Short problem: Go through each line of the records below and count those with the word "geography". Give only the count.

Records provided:

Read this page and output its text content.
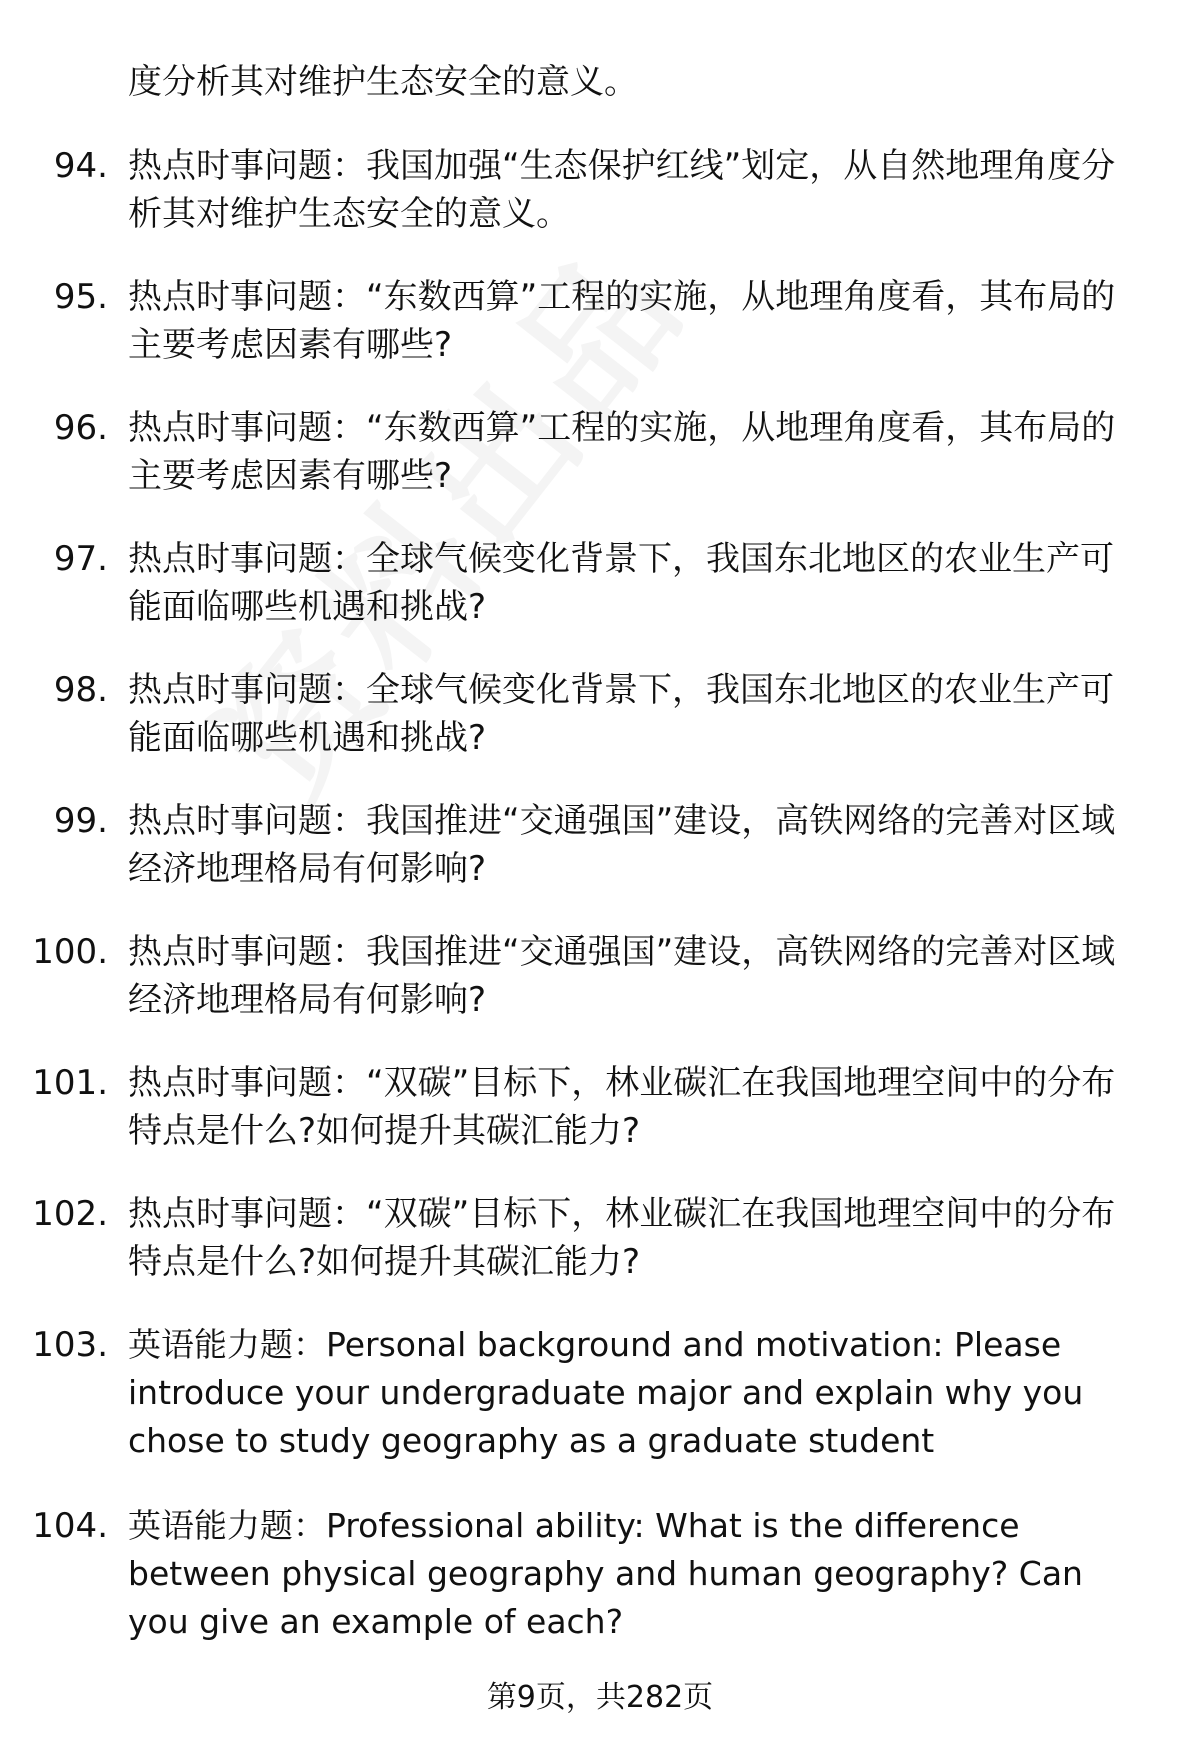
度分析其对维护生态安全的意义。
94. 热点时事问题：我国加强“生态保护红线”划定，从自然地理角度分析其对维护生态安全的意义。
95. 热点时事问题：“东数西算”工程的实施，从地理角度看，其布局的主要考虑因素有哪些?
96. 热点时事问题：“东数西算”工程的实施，从地理角度看，其布局的主要考虑因素有哪些?
97. 热点时事问题：全球气候变化背景下，我国东北地区的农业生产可能面临哪些机遇和挑战?
98. 热点时事问题：全球气候变化背景下，我国东北地区的农业生产可能面临哪些机遇和挑战?
99. 热点时事问题：我国推进“交通强国”建设，高铁网络的完善对区域经济地理格局有何影响?
100. 热点时事问题：我国推进“交通强国”建设，高铁网络的完善对区域经济地理格局有何影响?
101. 热点时事问题：“双碳”目标下，林业碳汇在我国地理空间中的分布特点是什么?如何提升其碳汇能力?
102. 热点时事问题：“双碳”目标下，林业碳汇在我国地理空间中的分布特点是什么?如何提升其碳汇能力?
103. 英语能力题：Personal background and motivation: Please introduce your undergraduate major and explain why you chose to study geography as a graduate student
104. 英语能力题：Professional ability: What is the difference between physical geography and human geography? Can you give an example of each?
第9页，共282页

Response to the exercise: 2